### Job
Lift every line from the entries that includes the word "annotation".

### Extracts from a graphics dataset
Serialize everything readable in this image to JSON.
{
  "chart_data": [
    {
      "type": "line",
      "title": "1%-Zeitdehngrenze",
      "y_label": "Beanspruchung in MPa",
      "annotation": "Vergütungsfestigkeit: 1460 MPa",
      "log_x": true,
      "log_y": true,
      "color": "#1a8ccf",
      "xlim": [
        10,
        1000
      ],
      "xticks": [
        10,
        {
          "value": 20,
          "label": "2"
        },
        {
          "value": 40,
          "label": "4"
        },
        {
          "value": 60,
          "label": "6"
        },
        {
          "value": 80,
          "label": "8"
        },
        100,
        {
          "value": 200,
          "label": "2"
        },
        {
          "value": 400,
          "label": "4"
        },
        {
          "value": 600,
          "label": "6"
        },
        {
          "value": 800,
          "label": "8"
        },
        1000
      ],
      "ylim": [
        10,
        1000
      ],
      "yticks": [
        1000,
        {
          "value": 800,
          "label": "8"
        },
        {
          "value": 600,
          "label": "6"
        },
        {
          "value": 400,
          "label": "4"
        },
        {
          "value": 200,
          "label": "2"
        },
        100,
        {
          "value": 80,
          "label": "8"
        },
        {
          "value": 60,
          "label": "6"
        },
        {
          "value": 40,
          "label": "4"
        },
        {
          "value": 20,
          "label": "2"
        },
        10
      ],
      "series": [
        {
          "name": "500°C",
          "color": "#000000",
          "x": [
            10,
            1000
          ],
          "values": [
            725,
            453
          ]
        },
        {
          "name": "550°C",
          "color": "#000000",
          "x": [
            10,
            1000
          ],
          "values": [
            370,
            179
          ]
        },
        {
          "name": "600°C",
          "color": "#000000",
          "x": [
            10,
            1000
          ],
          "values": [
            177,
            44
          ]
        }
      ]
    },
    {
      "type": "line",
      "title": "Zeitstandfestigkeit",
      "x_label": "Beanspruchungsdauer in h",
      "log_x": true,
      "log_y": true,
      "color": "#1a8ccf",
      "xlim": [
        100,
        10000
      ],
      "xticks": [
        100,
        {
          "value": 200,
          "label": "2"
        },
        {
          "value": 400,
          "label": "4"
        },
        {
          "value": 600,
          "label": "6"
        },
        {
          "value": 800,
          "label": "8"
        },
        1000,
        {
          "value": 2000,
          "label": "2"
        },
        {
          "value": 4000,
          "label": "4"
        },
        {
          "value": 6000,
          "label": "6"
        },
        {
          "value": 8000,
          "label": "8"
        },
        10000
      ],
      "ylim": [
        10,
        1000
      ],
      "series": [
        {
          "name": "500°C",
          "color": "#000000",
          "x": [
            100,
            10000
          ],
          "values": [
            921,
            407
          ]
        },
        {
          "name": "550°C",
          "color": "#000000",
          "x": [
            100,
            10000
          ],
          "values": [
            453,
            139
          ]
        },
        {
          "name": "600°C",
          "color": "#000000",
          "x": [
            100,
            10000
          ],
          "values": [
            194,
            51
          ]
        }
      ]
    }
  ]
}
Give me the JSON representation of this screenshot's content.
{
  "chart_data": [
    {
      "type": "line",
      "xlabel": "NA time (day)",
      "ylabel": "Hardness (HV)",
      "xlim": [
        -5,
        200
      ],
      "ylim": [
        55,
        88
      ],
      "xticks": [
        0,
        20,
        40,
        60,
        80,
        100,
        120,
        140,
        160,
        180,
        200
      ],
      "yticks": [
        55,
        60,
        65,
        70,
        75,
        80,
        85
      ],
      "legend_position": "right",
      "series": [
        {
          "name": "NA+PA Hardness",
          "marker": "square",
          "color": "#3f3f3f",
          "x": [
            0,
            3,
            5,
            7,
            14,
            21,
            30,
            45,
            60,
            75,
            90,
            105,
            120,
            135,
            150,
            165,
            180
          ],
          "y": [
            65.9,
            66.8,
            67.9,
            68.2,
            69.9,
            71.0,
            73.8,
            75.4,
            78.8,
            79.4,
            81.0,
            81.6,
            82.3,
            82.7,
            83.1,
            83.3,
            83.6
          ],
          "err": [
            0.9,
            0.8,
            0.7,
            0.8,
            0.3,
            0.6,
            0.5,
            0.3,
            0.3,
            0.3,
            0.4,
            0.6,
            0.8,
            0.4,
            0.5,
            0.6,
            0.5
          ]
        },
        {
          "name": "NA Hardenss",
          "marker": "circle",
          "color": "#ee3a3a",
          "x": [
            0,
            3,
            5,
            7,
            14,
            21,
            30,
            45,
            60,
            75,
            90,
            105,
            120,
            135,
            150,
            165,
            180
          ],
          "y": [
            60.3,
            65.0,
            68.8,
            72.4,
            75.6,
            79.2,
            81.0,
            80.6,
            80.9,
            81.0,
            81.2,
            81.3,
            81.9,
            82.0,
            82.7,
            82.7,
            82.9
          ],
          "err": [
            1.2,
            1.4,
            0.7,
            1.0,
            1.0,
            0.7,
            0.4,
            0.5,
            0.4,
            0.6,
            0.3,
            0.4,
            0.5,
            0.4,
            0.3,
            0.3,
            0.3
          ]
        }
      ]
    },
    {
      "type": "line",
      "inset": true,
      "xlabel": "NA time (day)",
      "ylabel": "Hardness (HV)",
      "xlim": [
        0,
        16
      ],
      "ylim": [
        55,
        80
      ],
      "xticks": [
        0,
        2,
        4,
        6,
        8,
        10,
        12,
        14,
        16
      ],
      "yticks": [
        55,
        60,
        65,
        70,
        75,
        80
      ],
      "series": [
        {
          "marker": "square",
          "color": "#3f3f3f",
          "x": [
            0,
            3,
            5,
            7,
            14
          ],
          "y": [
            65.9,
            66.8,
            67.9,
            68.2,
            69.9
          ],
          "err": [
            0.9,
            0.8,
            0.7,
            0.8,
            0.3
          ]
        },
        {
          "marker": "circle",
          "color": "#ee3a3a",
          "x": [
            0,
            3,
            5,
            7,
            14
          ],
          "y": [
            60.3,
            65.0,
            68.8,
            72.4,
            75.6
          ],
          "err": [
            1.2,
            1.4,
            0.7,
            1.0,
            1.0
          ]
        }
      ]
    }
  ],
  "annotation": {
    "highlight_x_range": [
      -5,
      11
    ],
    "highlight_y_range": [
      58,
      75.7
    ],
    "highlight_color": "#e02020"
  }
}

### Finished exercise
      "annotation": "Vergütungsfestigkeit: 1460 MPa",
  "annotation": {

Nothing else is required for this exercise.